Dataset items

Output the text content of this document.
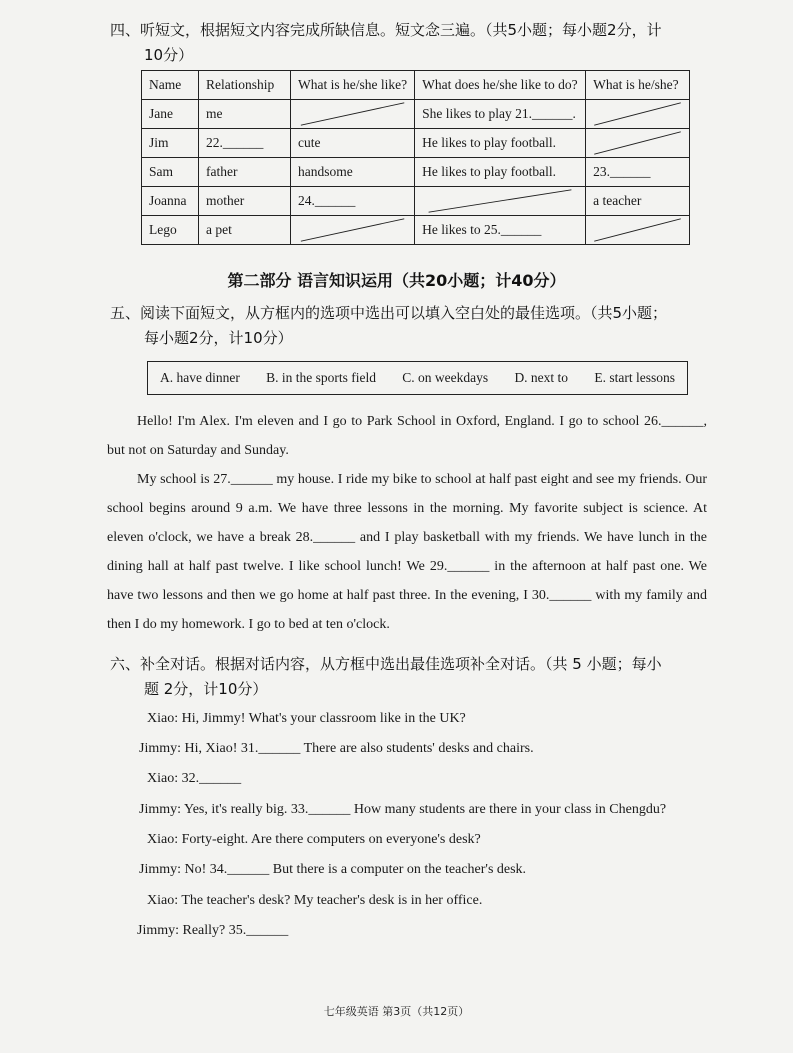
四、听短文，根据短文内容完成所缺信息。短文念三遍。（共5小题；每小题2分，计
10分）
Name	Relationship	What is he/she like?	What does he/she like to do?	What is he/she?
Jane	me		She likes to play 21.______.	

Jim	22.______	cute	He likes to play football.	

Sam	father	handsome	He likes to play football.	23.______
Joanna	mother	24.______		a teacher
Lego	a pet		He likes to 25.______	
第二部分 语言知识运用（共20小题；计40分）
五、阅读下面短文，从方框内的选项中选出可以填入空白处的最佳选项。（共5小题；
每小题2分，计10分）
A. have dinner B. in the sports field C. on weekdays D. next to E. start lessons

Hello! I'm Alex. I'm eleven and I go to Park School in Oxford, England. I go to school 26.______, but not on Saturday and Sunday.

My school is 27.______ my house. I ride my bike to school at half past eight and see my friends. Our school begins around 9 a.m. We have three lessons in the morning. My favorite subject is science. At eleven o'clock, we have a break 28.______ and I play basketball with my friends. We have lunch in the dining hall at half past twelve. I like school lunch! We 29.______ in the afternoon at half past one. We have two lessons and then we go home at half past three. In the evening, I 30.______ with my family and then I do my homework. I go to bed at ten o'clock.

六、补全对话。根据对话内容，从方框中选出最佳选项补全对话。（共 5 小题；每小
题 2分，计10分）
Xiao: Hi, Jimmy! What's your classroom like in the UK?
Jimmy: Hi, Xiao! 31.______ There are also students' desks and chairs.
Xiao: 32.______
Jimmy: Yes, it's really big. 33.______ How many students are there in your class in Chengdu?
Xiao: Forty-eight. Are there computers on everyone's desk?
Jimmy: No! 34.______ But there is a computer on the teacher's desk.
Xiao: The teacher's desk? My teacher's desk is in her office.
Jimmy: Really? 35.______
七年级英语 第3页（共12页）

---

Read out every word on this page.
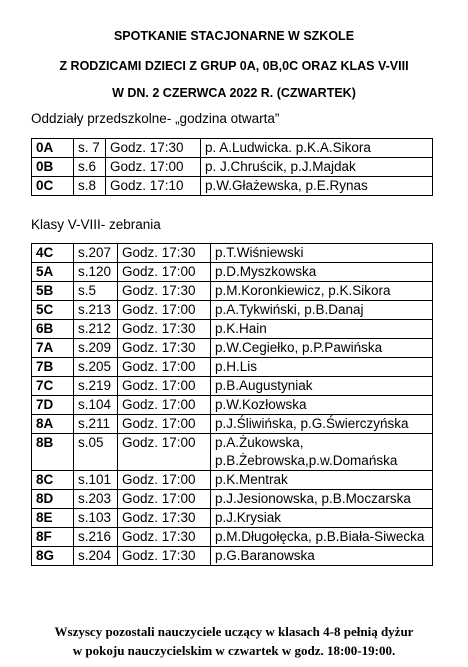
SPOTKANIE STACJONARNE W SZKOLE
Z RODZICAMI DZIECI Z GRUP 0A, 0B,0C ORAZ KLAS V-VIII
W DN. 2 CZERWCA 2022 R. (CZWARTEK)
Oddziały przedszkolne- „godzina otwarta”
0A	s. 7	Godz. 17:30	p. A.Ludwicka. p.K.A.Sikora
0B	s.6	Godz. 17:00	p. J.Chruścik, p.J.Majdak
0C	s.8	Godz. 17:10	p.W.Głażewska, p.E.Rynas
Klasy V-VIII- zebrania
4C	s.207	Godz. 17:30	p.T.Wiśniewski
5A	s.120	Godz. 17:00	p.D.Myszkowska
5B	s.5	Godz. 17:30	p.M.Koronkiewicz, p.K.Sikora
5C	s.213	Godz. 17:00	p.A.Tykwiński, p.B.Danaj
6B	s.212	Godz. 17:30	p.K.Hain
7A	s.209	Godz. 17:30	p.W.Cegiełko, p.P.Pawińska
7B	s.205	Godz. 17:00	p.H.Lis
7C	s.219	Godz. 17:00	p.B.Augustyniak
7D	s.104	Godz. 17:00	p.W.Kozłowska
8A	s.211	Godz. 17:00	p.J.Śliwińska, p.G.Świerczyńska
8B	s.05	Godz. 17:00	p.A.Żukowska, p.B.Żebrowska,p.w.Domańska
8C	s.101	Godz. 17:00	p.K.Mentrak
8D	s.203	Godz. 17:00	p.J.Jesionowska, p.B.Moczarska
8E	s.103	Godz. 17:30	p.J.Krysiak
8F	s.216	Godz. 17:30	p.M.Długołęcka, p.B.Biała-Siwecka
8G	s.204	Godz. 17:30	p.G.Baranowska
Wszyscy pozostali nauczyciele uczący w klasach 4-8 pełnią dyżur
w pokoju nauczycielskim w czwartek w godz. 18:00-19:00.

--

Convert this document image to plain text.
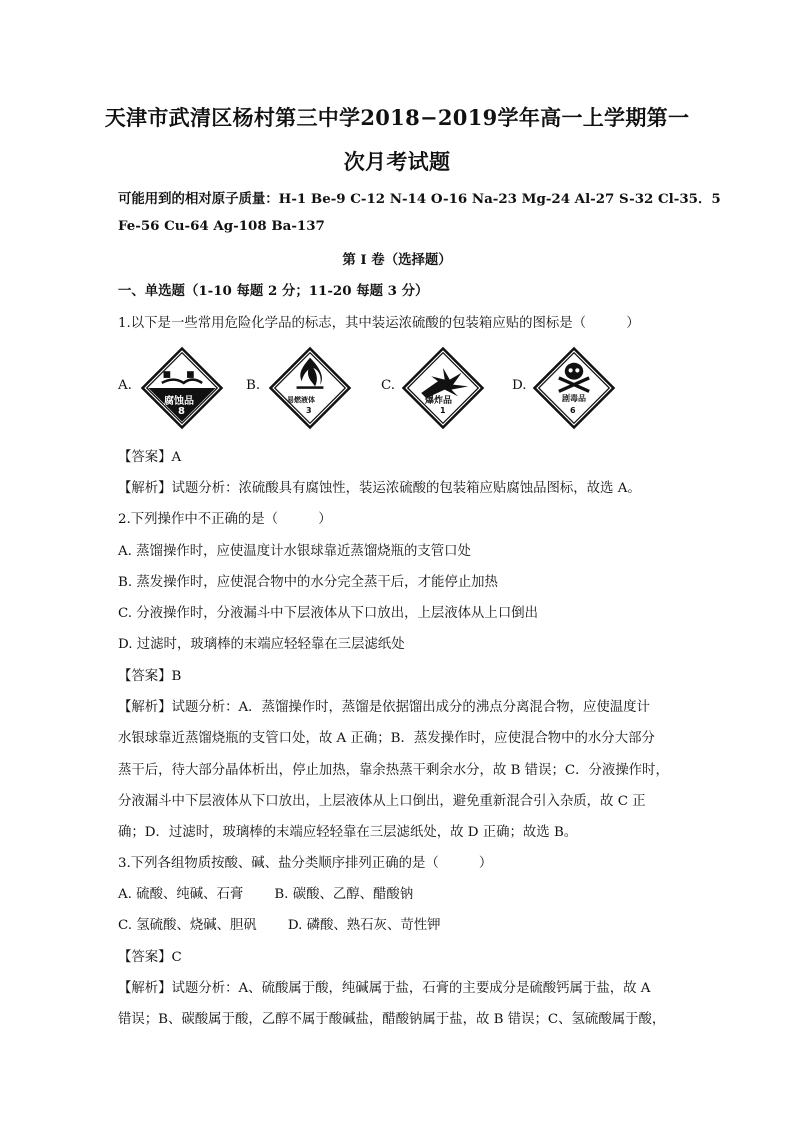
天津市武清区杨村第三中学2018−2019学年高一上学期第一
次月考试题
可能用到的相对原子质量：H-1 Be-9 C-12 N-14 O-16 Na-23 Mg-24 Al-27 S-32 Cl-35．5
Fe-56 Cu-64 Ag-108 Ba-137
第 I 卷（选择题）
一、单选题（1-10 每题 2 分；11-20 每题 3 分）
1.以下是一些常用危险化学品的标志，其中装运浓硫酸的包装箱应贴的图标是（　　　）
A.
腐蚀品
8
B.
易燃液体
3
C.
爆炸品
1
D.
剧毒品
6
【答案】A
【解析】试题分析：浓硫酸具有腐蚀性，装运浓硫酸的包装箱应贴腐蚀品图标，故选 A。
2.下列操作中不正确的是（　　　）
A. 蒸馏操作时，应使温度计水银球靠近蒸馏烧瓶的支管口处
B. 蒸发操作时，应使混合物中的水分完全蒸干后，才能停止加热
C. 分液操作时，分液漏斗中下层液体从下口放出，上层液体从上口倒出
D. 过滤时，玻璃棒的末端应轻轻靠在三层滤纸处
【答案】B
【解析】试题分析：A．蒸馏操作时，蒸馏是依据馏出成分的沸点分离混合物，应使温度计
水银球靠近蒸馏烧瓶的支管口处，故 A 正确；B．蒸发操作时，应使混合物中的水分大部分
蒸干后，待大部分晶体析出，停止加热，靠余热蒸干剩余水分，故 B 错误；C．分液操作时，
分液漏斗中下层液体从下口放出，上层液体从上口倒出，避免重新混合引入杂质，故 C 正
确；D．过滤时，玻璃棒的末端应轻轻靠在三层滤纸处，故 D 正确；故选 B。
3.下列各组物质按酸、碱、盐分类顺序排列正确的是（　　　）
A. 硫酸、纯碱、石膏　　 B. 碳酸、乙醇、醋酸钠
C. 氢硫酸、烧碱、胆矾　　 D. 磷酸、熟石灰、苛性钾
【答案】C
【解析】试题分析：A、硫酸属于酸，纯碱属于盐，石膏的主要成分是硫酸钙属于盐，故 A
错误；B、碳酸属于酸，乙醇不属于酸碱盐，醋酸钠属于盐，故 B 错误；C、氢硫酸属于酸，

• PROBLEM TO SOLVE:
Count the lines of the data that include the string "students", and give only that number.

• CORRECT OUTPUT:
2